Ce devait être des élections qui allaient permettre de mettre fin à la crise, de tourner enfin la page du legs de Félix Houphouët-Boigny et d’engager la Côte d’Ivoire sur le chemin de la paix et du développement. Cela aura été en tous les cas les élections africaines les plus longuement et méticuleusement préparées qui ont impliqué, depuis les Accords de Marcoussis en janvier 2003 (1), un nombre impressionnant d’acteurs : le pouvoir, la rébellion armée, les partis politiques ivoiriens, la Communauté économique des Etats d’Afrique de l’Ouest (CEDEAO), l’Union africaine, la France, l’Union européenne, la Francophonie, les Nations Unies sans oublier les médiateurs successifs (le Togolais Gnassingbé Eyadema, le Sud-africain Thabo Mbeki et le Burkinabè Blaise Compaoré...). Du jamais vu en Afrique !
Le processus électoral avait fait l’objet d’un consensus laborieux entre toutes les parties prenantes, même si à chaque étape il y avait eu des dérapages. Des audiences foraines au recensement de la population, de la constitution du fichier électoral à la délivrance de cartes d’identité nationale, de la constitution puis reconstitution de la Commission électorale indépendante à la distribution des cartes d’électeurs, l’ensemble du processus élaboré et mis en œuvre par le pouvoir, l’opposition et les rebelles sous la supervision sourcilleuse de la communauté internationale était censé délivrer un résultat incontesté. Un code de bonne conduite avait même été élaboré par les partis politiques au-delà de la loi électorale et de la Constitution pour s’assurer du respect des règles par tous les acteurs de la compétition électorale… Cerise sur le gâteau, il était fait appel aux Nations Unies pour certifier l’ensemble du processus… Du jamais vu en Afrique !

» **DONNÉES**:
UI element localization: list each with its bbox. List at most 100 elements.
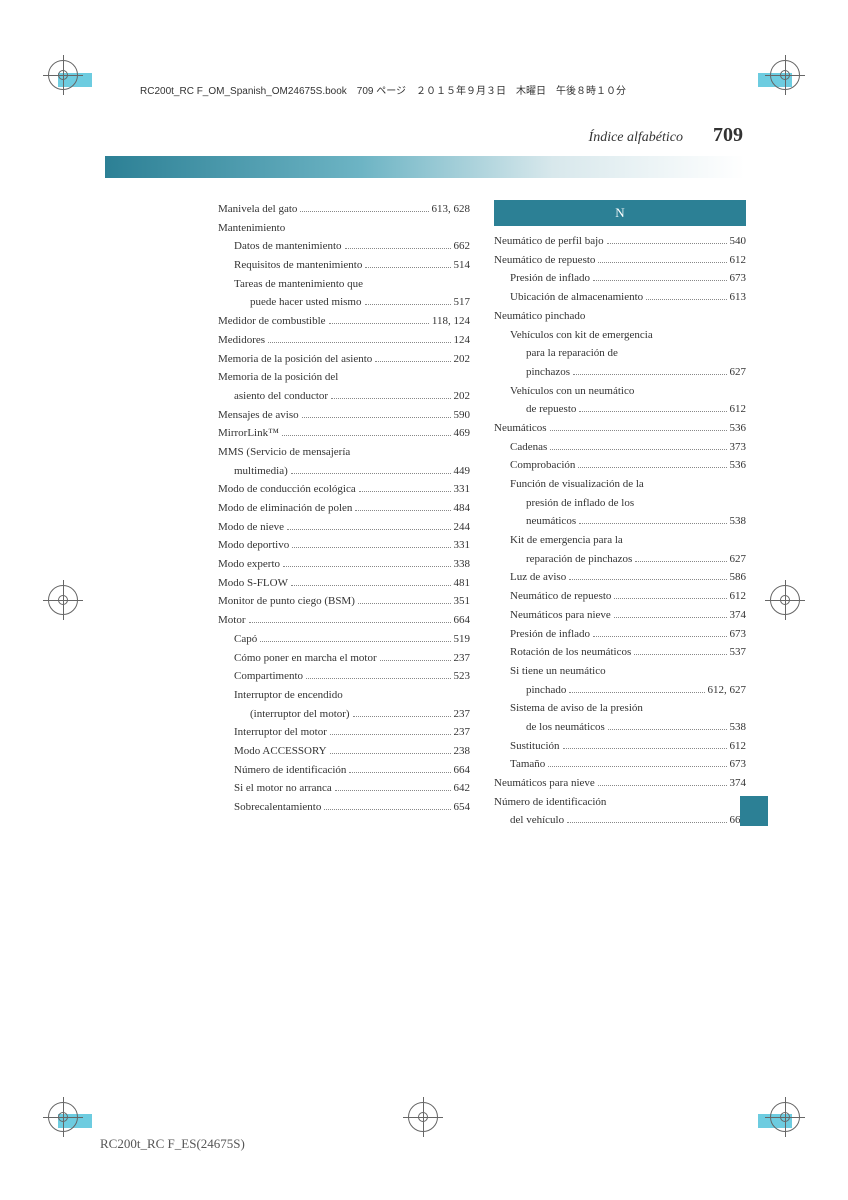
index-entry: reparación de pinchazos627 <box>494 550 746 569</box>
entry-label: Presión de inflado <box>510 269 590 288</box>
index-entry: Medidores124 <box>218 331 470 350</box>
entry-label: de repuesto <box>526 400 576 419</box>
entry-page: 469 <box>454 424 471 443</box>
entry-label: Neumático pinchado <box>494 307 585 326</box>
entry-page: 627 <box>730 550 747 569</box>
index-entry: presión de inflado de los <box>494 494 746 513</box>
entry-label: asiento del conductor <box>234 387 328 406</box>
entry-label: Neumático de repuesto <box>494 251 595 270</box>
registration-target-icon <box>770 585 800 615</box>
entry-label: Luz de aviso <box>510 568 566 587</box>
entry-label: Si tiene un neumático <box>510 662 606 681</box>
entry-label: Motor <box>218 611 246 630</box>
entry-label: Modo de nieve <box>218 518 284 537</box>
index-entry: pinchado612, 627 <box>494 681 746 700</box>
entry-leader-dots <box>614 617 727 618</box>
index-entry: Modo experto338 <box>218 555 470 574</box>
entry-page: 244 <box>454 518 471 537</box>
entry-leader-dots <box>569 579 726 580</box>
header-gradient-band <box>105 156 745 178</box>
entry-label: pinchazos <box>526 363 570 382</box>
entry-page: 374 <box>730 606 747 625</box>
index-entry: Modo de eliminación de polen 484 <box>218 499 470 518</box>
entry-leader-dots <box>335 790 451 791</box>
index-entry: Mantenimiento <box>218 219 470 238</box>
entry-leader-dots <box>330 753 451 754</box>
index-entry: Datos de mantenimiento 662 <box>218 237 470 256</box>
entry-label: Sustitución <box>510 737 560 756</box>
index-entry: Sistema de aviso de la presión <box>494 699 746 718</box>
entry-page: 613 <box>730 288 747 307</box>
registration-target-icon <box>48 1102 78 1132</box>
index-entry: Sustitución 612 <box>494 737 746 756</box>
entry-label: Tareas de mantenimiento que <box>234 275 363 294</box>
entry-leader-dots <box>249 622 451 623</box>
entry-page: 237 <box>454 723 471 742</box>
registration-target-icon <box>770 1102 800 1132</box>
entry-page: 484 <box>454 499 471 518</box>
entry-label: Interruptor del motor <box>234 723 327 742</box>
entry-page: 202 <box>454 387 471 406</box>
registration-target-icon <box>408 1102 438 1132</box>
index-entry: Si tiene un neumático <box>494 662 746 681</box>
entry-page: 338 <box>454 555 471 574</box>
entry-label: Datos de mantenimiento <box>234 237 342 256</box>
entry-leader-dots <box>569 692 704 693</box>
entry-leader-dots <box>349 772 450 773</box>
entry-page: 612 <box>730 400 747 419</box>
entry-leader-dots <box>598 785 727 786</box>
index-content: Manivela del gato613, 628MantenimientoDa… <box>218 200 748 830</box>
entry-leader-dots <box>324 809 450 810</box>
index-entry: de los neumáticos538 <box>494 718 746 737</box>
entry-leader-dots <box>608 729 727 730</box>
index-entry: puede hacer usted mismo517 <box>218 293 470 312</box>
index-entry: Presión de inflado673 <box>494 625 746 644</box>
entry-label: Comprobación <box>510 456 575 475</box>
entry-page: 124 <box>454 331 471 350</box>
entry-leader-dots <box>355 510 450 511</box>
entry-label: Requisitos de mantenimiento <box>234 256 362 275</box>
registration-target-icon <box>770 60 800 90</box>
entry-label: multimedia) <box>234 462 288 481</box>
index-entry: Mensajes de aviso590 <box>218 406 470 425</box>
entry-leader-dots <box>282 435 451 436</box>
entry-label: Kit de emergencia para la <box>510 531 623 550</box>
section-letter-header: N <box>494 200 746 226</box>
entry-leader-dots <box>593 636 726 637</box>
index-entry: Manivela del gato613, 628 <box>218 200 470 219</box>
entry-leader-dots <box>380 660 451 661</box>
entry-page: 662 <box>454 237 471 256</box>
side-tab-marker <box>740 796 768 826</box>
entry-leader-dots <box>260 641 450 642</box>
index-entry: Número de identificación <box>494 793 746 812</box>
index-entry: Neumáticos536 <box>494 419 746 438</box>
entry-page: 612 <box>730 737 747 756</box>
entry-label: Mantenimiento <box>218 219 285 238</box>
index-entry: del vehículo663 <box>494 811 746 830</box>
entry-label: Modo de eliminación de polen <box>218 499 352 518</box>
index-entry: Modo deportivo331 <box>218 536 470 555</box>
entry-page: 642 <box>454 779 471 798</box>
registration-target-icon <box>48 585 78 615</box>
entry-page: 351 <box>454 592 471 611</box>
index-entry: neumáticos538 <box>494 512 746 531</box>
section-title: Índice alfabético <box>589 130 683 146</box>
entry-leader-dots <box>567 822 726 823</box>
entry-page: 536 <box>730 456 747 475</box>
index-entry: Cadenas373 <box>494 438 746 457</box>
entry-label: presión de inflado de los <box>526 494 634 513</box>
entry-label: Modo ACCESSORY <box>234 742 327 761</box>
entry-page: 673 <box>730 269 747 288</box>
index-entry: Modo ACCESSORY238 <box>218 742 470 761</box>
entry-page: 519 <box>454 630 471 649</box>
entry-label: Medidor de combustible <box>218 312 326 331</box>
entry-leader-dots <box>330 734 451 735</box>
index-entry: MirrorLink™469 <box>218 424 470 443</box>
entry-page: 374 <box>730 774 747 793</box>
entry-label: Número de identificación <box>494 793 606 812</box>
entry-leader-dots <box>358 603 451 604</box>
footer-doc-id: RC200t_RC F_ES(24675S) <box>100 1136 245 1152</box>
entry-label: Interruptor de encendido <box>234 686 343 705</box>
index-entry: Tareas de mantenimiento que <box>218 275 470 294</box>
index-entry: Vehículos con kit de emergencia <box>494 326 746 345</box>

» **ÉNONCÉ 1**: D'après le texte sur les élections en Côte d'Ivoire, à quelle organisation a-t-on demandé de certifier l'ensemble du processus électoral ?
» **ÉNONCÉ 2**: Poursuivez le texte sur les élections en Côte d'Ivoire après sa dernière phrase.

» **RÉPONSE 1**: Aux Nations Unies.

» **RÉPONSE 2**:
Ainsi, après le premier tour, tous s’accordaient pour valider la sincérité du scrutin et les deux candidats s’engageaient à respecter le verdict des urnes au second tour. Mais voilà qu’à l’arrivée on se retrouve avec deux vainqueurs. Un échec et une impasse qui risquent de plonger le pays dans une guerre civile plus dévastatrice encore que celle qu’il a connue de 2002 à 2005. Et, au bout du compte, quel que soit le vainqueur, ce dernier risque de gouverner pendant longtemps contre une moitié du pays.
Que s’est-il passé ? Pourquoi en est-on arrivé là et comment en sortir ? Au-delà des jugements à l’emporte-pièce, des prises de position partiales, instructions péremptoires et menaces, il est important de dégager un post mortem objectif afin de servir de leçon pour la Côte d’Ivoire et pour l’Afrique.
Observateur impartial et objectif de la scène politique ivoirienne et conscient que même si on se réclame du panafricanisme on ne saurait s’adjuger le droit de donner des instructions aux dirigeants ivoiriens, surtout dans une Afrique où les conflits internes sont complexes et où la manipulation des processus électoraux est plus la règle qu’autre chose. De ce qui devait être des élections «parfaites» jusqu’au blocage actuel j’ai identifié quatre anomalies/erreurs qui ont, à mon avis, entraîné des dysfonctionnements menant à l’échec programmé du processus. Cet échec est bien sûr à mettre au passif de tous les acteurs impliqués qu’ils soient nationaux ou internationaux.
La première anomalie a trait au non-respect des accords signés, qui prévoyaient notamment un cadre et un échéancier pour l’organisation et la tenue pacifiques des élections présidentielles. Ces modalités ont été stipulées dans le 4e Accord complémentaire à l’Accord politique de Ouagadougou (2), qui dresse un canevas pour les opérations de démobilisation, de désarmement et de stockage des armes, précise les conditions de restauration de l’appareil d’Etat et de son administration dans le pays tout en prévoyant la sortie de la crise.
Ainsi l’Accord complémentaire, dans son article 3, stipule : «[...] Afin de favoriser l'organisation des élections dans de bonnes conditions, les deux Parties ont convenu de relancer, sans délai et sous la conduite du CCI [Centre de commandement intégré] et la supervision des Forces impartiales, le désarmement, le stockage des armes des deux Forces ex-belligérantes, ainsi que la démobilisation des ex-combattants des Forces nouvelles. En tout état de cause, ces opérations devront être achevées au plus tard deux mois avant la date fixée pour l'élection présidentielle. »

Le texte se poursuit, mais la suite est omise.